GOAL => Skip the images and return the records below exactly.

SOURCE MATERIAL =>
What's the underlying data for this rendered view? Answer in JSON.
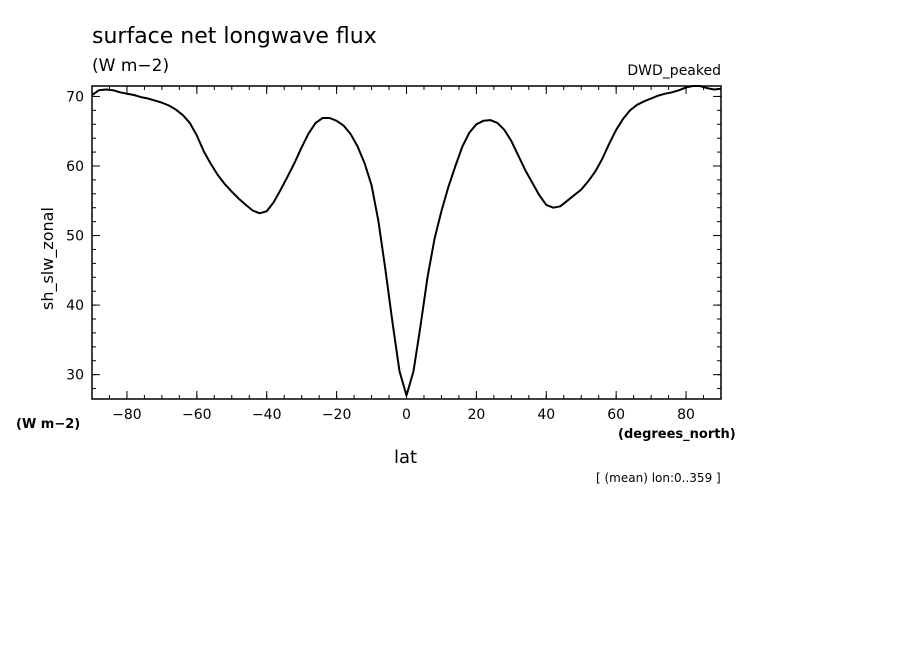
{
  "page": {
    "title": "surface net longwave flux",
    "units": "(W m−2)",
    "dataset": "DWD_peaked",
    "y_units": "(W m−2)",
    "x_units": "(degrees_north)",
    "footnote": "[ (mean) lon:0..359 ]"
  },
  "chart_data": {
    "type": "line",
    "title": "surface net longwave flux",
    "xlabel": "lat",
    "ylabel": "sh_slw_zonal",
    "xlim": [
      -90,
      90
    ],
    "ylim": [
      26.5,
      71.5
    ],
    "xticks": [
      -80,
      -60,
      -40,
      -20,
      0,
      20,
      40,
      60,
      80
    ],
    "yticks": [
      30,
      40,
      50,
      60,
      70
    ],
    "x_tick_labels": [
      "−80",
      "−60",
      "−40",
      "−20",
      "0",
      "20",
      "40",
      "60",
      "80"
    ],
    "y_tick_labels": [
      "30",
      "40",
      "50",
      "60",
      "70"
    ],
    "grid": false,
    "line_color": "#000000",
    "series": [
      {
        "x": [
          -90,
          -88,
          -86,
          -84,
          -82,
          -80,
          -78,
          -76,
          -74,
          -72,
          -70,
          -68,
          -66,
          -64,
          -62,
          -60,
          -58,
          -56,
          -54,
          -52,
          -50,
          -48,
          -46,
          -44,
          -42,
          -40,
          -38,
          -36,
          -34,
          -32,
          -30,
          -28,
          -26,
          -24,
          -22,
          -20,
          -18,
          -16,
          -14,
          -12,
          -10,
          -8,
          -6,
          -4,
          -2,
          0,
          2,
          4,
          6,
          8,
          10,
          12,
          14,
          16,
          18,
          20,
          22,
          24,
          26,
          28,
          30,
          32,
          34,
          36,
          38,
          40,
          42,
          44,
          46,
          48,
          50,
          52,
          54,
          56,
          58,
          60,
          62,
          64,
          66,
          68,
          70,
          72,
          74,
          76,
          78,
          80,
          82,
          84,
          86,
          88,
          90
        ],
        "y": [
          70.2,
          70.9,
          71.0,
          70.9,
          70.6,
          70.4,
          70.2,
          69.9,
          69.7,
          69.4,
          69.1,
          68.7,
          68.1,
          67.3,
          66.2,
          64.4,
          62.1,
          60.3,
          58.7,
          57.4,
          56.3,
          55.3,
          54.4,
          53.6,
          53.2,
          53.5,
          54.8,
          56.6,
          58.5,
          60.5,
          62.7,
          64.7,
          66.2,
          66.9,
          66.9,
          66.5,
          65.8,
          64.6,
          62.8,
          60.4,
          57.2,
          52.0,
          45.0,
          37.5,
          30.5,
          27.0,
          30.5,
          37.0,
          44.0,
          49.5,
          53.5,
          57.0,
          60.0,
          62.8,
          64.8,
          66.0,
          66.5,
          66.6,
          66.2,
          65.2,
          63.6,
          61.5,
          59.4,
          57.6,
          55.8,
          54.4,
          54.0,
          54.2,
          55.0,
          55.8,
          56.6,
          57.8,
          59.2,
          61.0,
          63.2,
          65.2,
          66.8,
          68.0,
          68.8,
          69.3,
          69.7,
          70.1,
          70.4,
          70.6,
          70.9,
          71.3,
          71.5,
          71.5,
          71.2,
          71.0,
          71.1
        ]
      }
    ]
  }
}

TASK ANSWER =>
What's the underlying data for this rendered view? Answer in JSON.
{
  "page": {
    "title": "surface net longwave flux",
    "units": "(W m−2)",
    "dataset": "DWD_peaked",
    "y_units": "(W m−2)",
    "x_units": "(degrees_north)",
    "footnote": "[ (mean) lon:0..359 ]"
  },
  "chart_data": {
    "type": "line",
    "title": "surface net longwave flux",
    "xlabel": "lat",
    "ylabel": "sh_slw_zonal",
    "xlim": [
      -90,
      90
    ],
    "ylim": [
      26.5,
      71.5
    ],
    "xticks": [
      -80,
      -60,
      -40,
      -20,
      0,
      20,
      40,
      60,
      80
    ],
    "yticks": [
      30,
      40,
      50,
      60,
      70
    ],
    "x_tick_labels": [
      "−80",
      "−60",
      "−40",
      "−20",
      "0",
      "20",
      "40",
      "60",
      "80"
    ],
    "y_tick_labels": [
      "30",
      "40",
      "50",
      "60",
      "70"
    ],
    "grid": false,
    "line_color": "#000000",
    "series": [
      {
        "x": [
          -90,
          -88,
          -86,
          -84,
          -82,
          -80,
          -78,
          -76,
          -74,
          -72,
          -70,
          -68,
          -66,
          -64,
          -62,
          -60,
          -58,
          -56,
          -54,
          -52,
          -50,
          -48,
          -46,
          -44,
          -42,
          -40,
          -38,
          -36,
          -34,
          -32,
          -30,
          -28,
          -26,
          -24,
          -22,
          -20,
          -18,
          -16,
          -14,
          -12,
          -10,
          -8,
          -6,
          -4,
          -2,
          0,
          2,
          4,
          6,
          8,
          10,
          12,
          14,
          16,
          18,
          20,
          22,
          24,
          26,
          28,
          30,
          32,
          34,
          36,
          38,
          40,
          42,
          44,
          46,
          48,
          50,
          52,
          54,
          56,
          58,
          60,
          62,
          64,
          66,
          68,
          70,
          72,
          74,
          76,
          78,
          80,
          82,
          84,
          86,
          88,
          90
        ],
        "y": [
          70.2,
          70.9,
          71.0,
          70.9,
          70.6,
          70.4,
          70.2,
          69.9,
          69.7,
          69.4,
          69.1,
          68.7,
          68.1,
          67.3,
          66.2,
          64.4,
          62.1,
          60.3,
          58.7,
          57.4,
          56.3,
          55.3,
          54.4,
          53.6,
          53.2,
          53.5,
          54.8,
          56.6,
          58.5,
          60.5,
          62.7,
          64.7,
          66.2,
          66.9,
          66.9,
          66.5,
          65.8,
          64.6,
          62.8,
          60.4,
          57.2,
          52.0,
          45.0,
          37.5,
          30.5,
          27.0,
          30.5,
          37.0,
          44.0,
          49.5,
          53.5,
          57.0,
          60.0,
          62.8,
          64.8,
          66.0,
          66.5,
          66.6,
          66.2,
          65.2,
          63.6,
          61.5,
          59.4,
          57.6,
          55.8,
          54.4,
          54.0,
          54.2,
          55.0,
          55.8,
          56.6,
          57.8,
          59.2,
          61.0,
          63.2,
          65.2,
          66.8,
          68.0,
          68.8,
          69.3,
          69.7,
          70.1,
          70.4,
          70.6,
          70.9,
          71.3,
          71.5,
          71.5,
          71.2,
          71.0,
          71.1
        ]
      }
    ]
  }
}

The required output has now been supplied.